§ What you will do
Leave out the pictures and repeat everything else in the records exactly.

§ Extracted information
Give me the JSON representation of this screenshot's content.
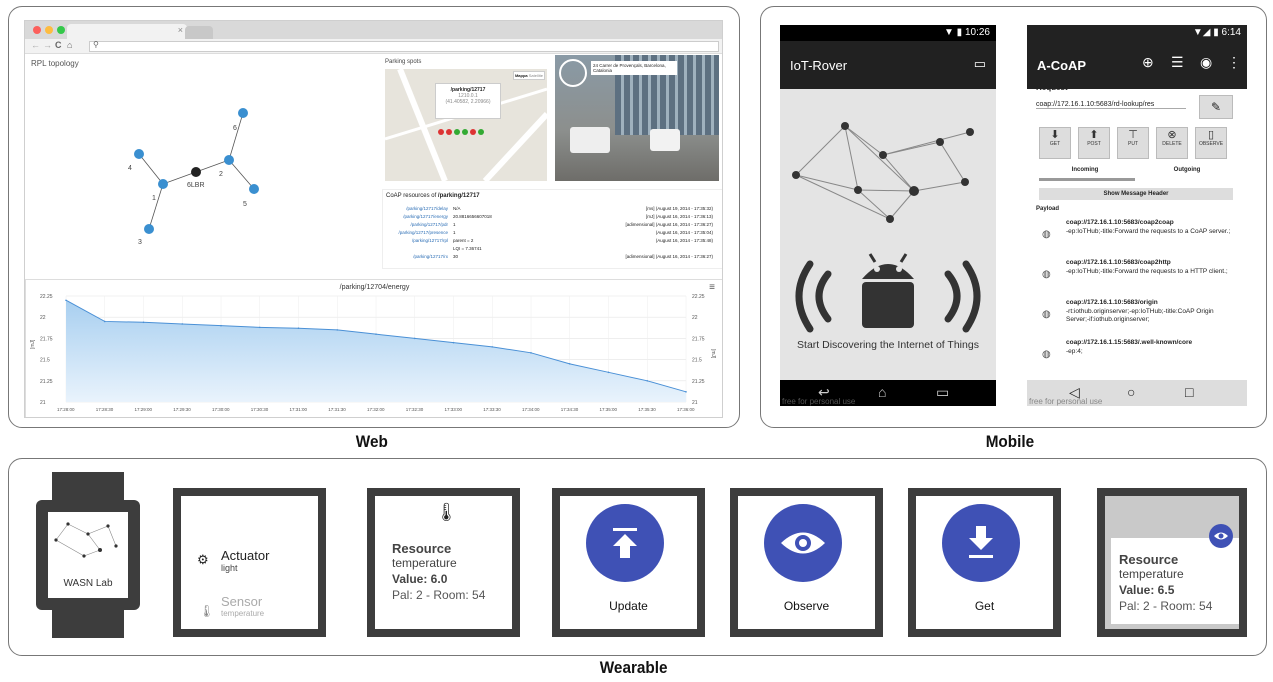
{
  "captions": {
    "web": "Web",
    "mobile": "Mobile",
    "wearable": "Wearable"
  },
  "web": {
    "rpl_title": "RPL topology",
    "nodes": [
      "6",
      "4",
      "2",
      "1",
      "6LBR",
      "5",
      "3"
    ],
    "parking_title": "Parking spots",
    "map_popup": {
      "title": "/parking/12717",
      "line1": "1210.0.1",
      "line2": "(41.40582, 2.20966)"
    },
    "map_buttons": [
      "Mappa",
      "Satellite"
    ],
    "street_address": "24 Carrer de Provençals, Barcelona, Catalonia",
    "coap_title_prefix": "CoAP resources of ",
    "coap_title_res": "/parking/12717",
    "coap_rows": [
      {
        "res": "/parking/12717/delay",
        "val": "N/A",
        "ts": "[ms] (August 19, 2014 - 17:35:32)"
      },
      {
        "res": "/parking/12717/energy",
        "val": "20.8816656607018",
        "ts": "[mJ] (August 16, 2014 - 17:36:13)"
      },
      {
        "res": "/parking/12717/pdr",
        "val": "1",
        "ts": "[adimensional] (August 16, 2014 - 17:36:27)"
      },
      {
        "res": "/parking/12717/presence",
        "val": "1",
        "ts": "(August 16, 2014 - 17:35:04)"
      },
      {
        "res": "/parking/12717/rpl",
        "val": "parent = 2",
        "ts": "(August 16, 2014 - 17:35:48)"
      },
      {
        "res": "",
        "val": "LQI = 7.36741",
        "ts": ""
      },
      {
        "res": "/parking/12717/rx",
        "val": "30",
        "ts": "[adimensional] (August 16, 2014 - 17:36:27)"
      }
    ],
    "chart_title": "/parking/12704/energy",
    "menu_icon": "≡",
    "y_left": [
      "22.25",
      "22",
      "21.75",
      "21.5",
      "21.25",
      "21"
    ],
    "y_right": [
      "22.25",
      "22",
      "21.75",
      "21.5",
      "21.25",
      "21"
    ],
    "y_unit": "[mJ]",
    "x_ticks": [
      "17:28:00",
      "17:28:30",
      "17:29:00",
      "17:29:30",
      "17:30:00",
      "17:30:30",
      "17:31:00",
      "17:31:30",
      "17:32:00",
      "17:32:30",
      "17:33:00",
      "17:33:30",
      "17:34:00",
      "17:34:30",
      "17:35:00",
      "17:35:30",
      "17:36:00"
    ]
  },
  "mobile1": {
    "time": "10:26",
    "title": "IoT-Rover",
    "tagline": "Start Discovering the Internet of Things",
    "watermark": "free for personal use"
  },
  "mobile2": {
    "time": "6:14",
    "title": "A-CoAP",
    "request_label": "Request",
    "url": "coap://172.16.1.10:5683/rd-lookup/res",
    "buttons": [
      "GET",
      "POST",
      "PUT",
      "DELETE",
      "OBSERVE"
    ],
    "tabs": [
      "Incoming",
      "Outgoing"
    ],
    "show_header": "Show Message Header",
    "payload_label": "Payload",
    "entries": [
      {
        "url": "coap://172.16.1.10:5683/coap2coap",
        "desc": "-ep:IoTHub;-title:Forward the requests to a CoAP server.;"
      },
      {
        "url": "coap://172.16.1.10:5683/coap2http",
        "desc": "-ep:IoTHub;-title:Forward the requests to a HTTP client.;"
      },
      {
        "url": "coap://172.16.1.10:5683/origin",
        "desc": "-rt:iothub.originserver;-ep:IoTHub;-title:CoAP Origin Server;-if:iothub.originserver;"
      },
      {
        "url": "coap://172.16.1.15:5683/.well-known/core",
        "desc": "-ep:4;"
      }
    ],
    "watermark": "free for personal use"
  },
  "wear": {
    "logo": "WASN Lab",
    "actuator": "Actuator",
    "actuator_sub": "light",
    "sensor": "Sensor",
    "sensor_sub": "temperature",
    "res1": {
      "title": "Resource",
      "name": "temperature",
      "value": "Value: 6.0",
      "loc": "Pal: 2 - Room: 54"
    },
    "update": "Update",
    "observe": "Observe",
    "get": "Get",
    "res2": {
      "title": "Resource",
      "name": "temperature",
      "value": "Value: 6.5",
      "loc": "Pal: 2 - Room: 54"
    }
  },
  "colors": {
    "accent": "#3f51b5",
    "android_green": "#a4c639",
    "chart_fill": "#a8cff0",
    "link": "#2a6db5"
  },
  "chart_data": {
    "type": "area",
    "title": "/parking/12704/energy",
    "ylabel": "[mJ]",
    "ylim": [
      21,
      22.25
    ],
    "x": [
      "17:28:00",
      "17:28:30",
      "17:29:00",
      "17:29:30",
      "17:30:00",
      "17:30:30",
      "17:31:00",
      "17:31:30",
      "17:32:00",
      "17:32:30",
      "17:33:00",
      "17:33:30",
      "17:34:00",
      "17:34:30",
      "17:35:00",
      "17:35:30",
      "17:36:00"
    ],
    "values": [
      22.2,
      21.95,
      21.94,
      21.92,
      21.9,
      21.88,
      21.87,
      21.85,
      21.8,
      21.75,
      21.7,
      21.65,
      21.58,
      21.45,
      21.35,
      21.25,
      21.12
    ]
  }
}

§ Complete output
Give me the JSON representation of this screenshot's content.
{
  "captions": {
    "web": "Web",
    "mobile": "Mobile",
    "wearable": "Wearable"
  },
  "web": {
    "rpl_title": "RPL topology",
    "nodes": [
      "6",
      "4",
      "2",
      "1",
      "6LBR",
      "5",
      "3"
    ],
    "parking_title": "Parking spots",
    "map_popup": {
      "title": "/parking/12717",
      "line1": "1210.0.1",
      "line2": "(41.40582, 2.20966)"
    },
    "map_buttons": [
      "Mappa",
      "Satellite"
    ],
    "street_address": "24 Carrer de Provençals, Barcelona, Catalonia",
    "coap_title_prefix": "CoAP resources of ",
    "coap_title_res": "/parking/12717",
    "coap_rows": [
      {
        "res": "/parking/12717/delay",
        "val": "N/A",
        "ts": "[ms] (August 19, 2014 - 17:35:32)"
      },
      {
        "res": "/parking/12717/energy",
        "val": "20.8816656607018",
        "ts": "[mJ] (August 16, 2014 - 17:36:13)"
      },
      {
        "res": "/parking/12717/pdr",
        "val": "1",
        "ts": "[adimensional] (August 16, 2014 - 17:36:27)"
      },
      {
        "res": "/parking/12717/presence",
        "val": "1",
        "ts": "(August 16, 2014 - 17:35:04)"
      },
      {
        "res": "/parking/12717/rpl",
        "val": "parent = 2",
        "ts": "(August 16, 2014 - 17:35:48)"
      },
      {
        "res": "",
        "val": "LQI = 7.36741",
        "ts": ""
      },
      {
        "res": "/parking/12717/rx",
        "val": "30",
        "ts": "[adimensional] (August 16, 2014 - 17:36:27)"
      }
    ],
    "chart_title": "/parking/12704/energy",
    "menu_icon": "≡",
    "y_left": [
      "22.25",
      "22",
      "21.75",
      "21.5",
      "21.25",
      "21"
    ],
    "y_right": [
      "22.25",
      "22",
      "21.75",
      "21.5",
      "21.25",
      "21"
    ],
    "y_unit": "[mJ]",
    "x_ticks": [
      "17:28:00",
      "17:28:30",
      "17:29:00",
      "17:29:30",
      "17:30:00",
      "17:30:30",
      "17:31:00",
      "17:31:30",
      "17:32:00",
      "17:32:30",
      "17:33:00",
      "17:33:30",
      "17:34:00",
      "17:34:30",
      "17:35:00",
      "17:35:30",
      "17:36:00"
    ]
  },
  "mobile1": {
    "time": "10:26",
    "title": "IoT-Rover",
    "tagline": "Start Discovering the Internet of Things",
    "watermark": "free for personal use"
  },
  "mobile2": {
    "time": "6:14",
    "title": "A-CoAP",
    "request_label": "Request",
    "url": "coap://172.16.1.10:5683/rd-lookup/res",
    "buttons": [
      "GET",
      "POST",
      "PUT",
      "DELETE",
      "OBSERVE"
    ],
    "tabs": [
      "Incoming",
      "Outgoing"
    ],
    "show_header": "Show Message Header",
    "payload_label": "Payload",
    "entries": [
      {
        "url": "coap://172.16.1.10:5683/coap2coap",
        "desc": "-ep:IoTHub;-title:Forward the requests to a CoAP server.;"
      },
      {
        "url": "coap://172.16.1.10:5683/coap2http",
        "desc": "-ep:IoTHub;-title:Forward the requests to a HTTP client.;"
      },
      {
        "url": "coap://172.16.1.10:5683/origin",
        "desc": "-rt:iothub.originserver;-ep:IoTHub;-title:CoAP Origin Server;-if:iothub.originserver;"
      },
      {
        "url": "coap://172.16.1.15:5683/.well-known/core",
        "desc": "-ep:4;"
      }
    ],
    "watermark": "free for personal use"
  },
  "wear": {
    "logo": "WASN Lab",
    "actuator": "Actuator",
    "actuator_sub": "light",
    "sensor": "Sensor",
    "sensor_sub": "temperature",
    "res1": {
      "title": "Resource",
      "name": "temperature",
      "value": "Value: 6.0",
      "loc": "Pal: 2 - Room: 54"
    },
    "update": "Update",
    "observe": "Observe",
    "get": "Get",
    "res2": {
      "title": "Resource",
      "name": "temperature",
      "value": "Value: 6.5",
      "loc": "Pal: 2 - Room: 54"
    }
  },
  "colors": {
    "accent": "#3f51b5",
    "android_green": "#a4c639",
    "chart_fill": "#a8cff0",
    "link": "#2a6db5"
  },
  "chart_data": {
    "type": "area",
    "title": "/parking/12704/energy",
    "ylabel": "[mJ]",
    "ylim": [
      21,
      22.25
    ],
    "x": [
      "17:28:00",
      "17:28:30",
      "17:29:00",
      "17:29:30",
      "17:30:00",
      "17:30:30",
      "17:31:00",
      "17:31:30",
      "17:32:00",
      "17:32:30",
      "17:33:00",
      "17:33:30",
      "17:34:00",
      "17:34:30",
      "17:35:00",
      "17:35:30",
      "17:36:00"
    ],
    "values": [
      22.2,
      21.95,
      21.94,
      21.92,
      21.9,
      21.88,
      21.87,
      21.85,
      21.8,
      21.75,
      21.7,
      21.65,
      21.58,
      21.45,
      21.35,
      21.25,
      21.12
    ]
  }
}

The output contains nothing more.